Task to carry out →
Transcribe all the entries word for word, skipping the pictures.

Material →
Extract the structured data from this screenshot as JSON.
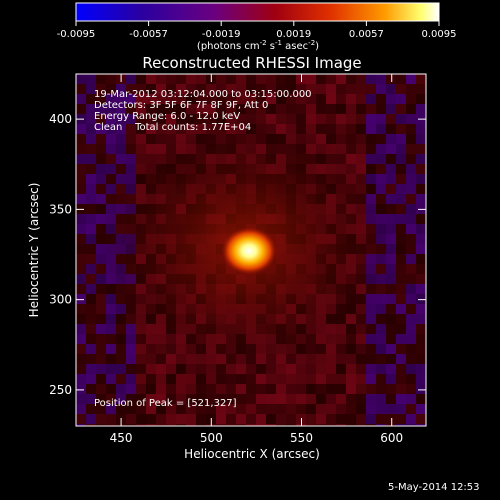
{
  "colorbar": {
    "ticks": [
      "-0.0095",
      "-0.0057",
      "-0.0019",
      "0.0019",
      "0.0057",
      "0.0095"
    ],
    "min": -0.0095,
    "max": 0.0095,
    "units_main": "(photons cm",
    "units_sup1": "-2",
    "units_mid": " s",
    "units_sup2": "-1",
    "units_end": " asec",
    "units_sup3": "-2",
    "units_close": ")"
  },
  "chart_data": {
    "type": "heatmap",
    "title": "Reconstructed RHESSI Image",
    "xlabel": "Heliocentric X (arcsec)",
    "ylabel": "Heliocentric Y (arcsec)",
    "xlim": [
      425,
      619
    ],
    "ylim": [
      230,
      425
    ],
    "xticks": [
      450,
      500,
      550,
      600
    ],
    "yticks": [
      250,
      300,
      350,
      400
    ],
    "xtick_labels": [
      "450",
      "500",
      "550",
      "600"
    ],
    "ytick_labels": [
      "250",
      "300",
      "350",
      "400"
    ],
    "peak": [
      521,
      327
    ],
    "annotations": [
      "19-Mar-2012 03:12:04.000 to 03:15:00.000",
      "Detectors: 3F 5F 6F 7F 8F 9F, Att 0",
      "Energy Range: 6.0 - 12.0 keV",
      "Clean    Total counts: 1.77E+04"
    ],
    "peak_label": "Position of Peak = [521,327]"
  },
  "timestamp": "5-May-2014 12:53",
  "colors": {
    "background": "#000000",
    "colormap": [
      "#0000ff",
      "#2a00a0",
      "#5a0090",
      "#8a0000",
      "#e03000",
      "#ff9a00",
      "#ffff80",
      "#ffffff"
    ]
  }
}
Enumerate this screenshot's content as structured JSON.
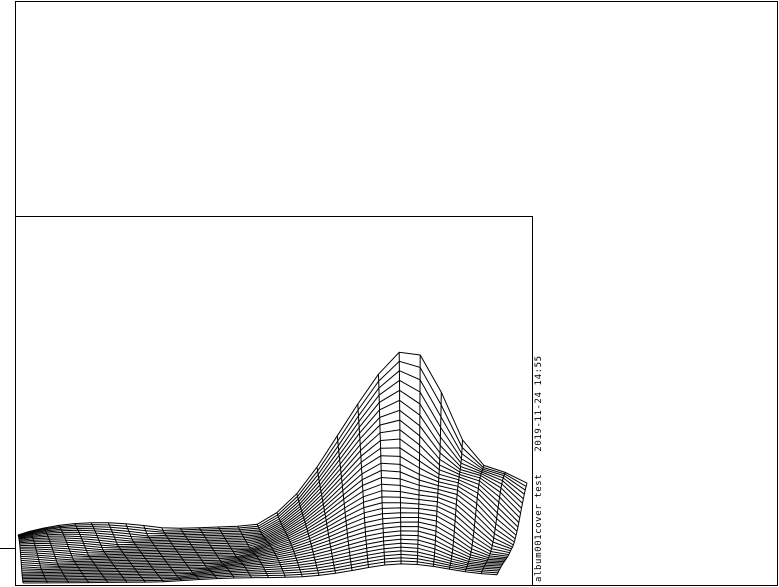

Result for this exercise →
Extract the structured data from this screenshot as JSON.
{
  "colorbar": {
    "ticks": [
      "-0.0095",
      "-0.0057",
      "-0.0019",
      "0.0019",
      "0.0057",
      "0.0095"
    ],
    "min": -0.0095,
    "max": 0.0095,
    "units_main": "(photons cm",
    "units_sup1": "-2",
    "units_mid": " s",
    "units_sup2": "-1",
    "units_end": " asec",
    "units_sup3": "-2",
    "units_close": ")"
  },
  "chart_data": {
    "type": "heatmap",
    "title": "Reconstructed RHESSI Image",
    "xlabel": "Heliocentric X (arcsec)",
    "ylabel": "Heliocentric Y (arcsec)",
    "xlim": [
      425,
      619
    ],
    "ylim": [
      230,
      425
    ],
    "xticks": [
      450,
      500,
      550,
      600
    ],
    "yticks": [
      250,
      300,
      350,
      400
    ],
    "xtick_labels": [
      "450",
      "500",
      "550",
      "600"
    ],
    "ytick_labels": [
      "250",
      "300",
      "350",
      "400"
    ],
    "peak": [
      521,
      327
    ],
    "annotations": [
      "19-Mar-2012 03:12:04.000 to 03:15:00.000",
      "Detectors: 3F 5F 6F 7F 8F 9F, Att 0",
      "Energy Range: 6.0 - 12.0 keV",
      "Clean    Total counts: 1.77E+04"
    ],
    "peak_label": "Position of Peak = [521,327]"
  },
  "timestamp": "5-May-2014 12:53",
  "colors": {
    "background": "#000000",
    "colormap": [
      "#0000ff",
      "#2a00a0",
      "#5a0090",
      "#8a0000",
      "#e03000",
      "#ff9a00",
      "#ffff80",
      "#ffffff"
    ]
  }
}
Enumerate this screenshot's content as structured JSON.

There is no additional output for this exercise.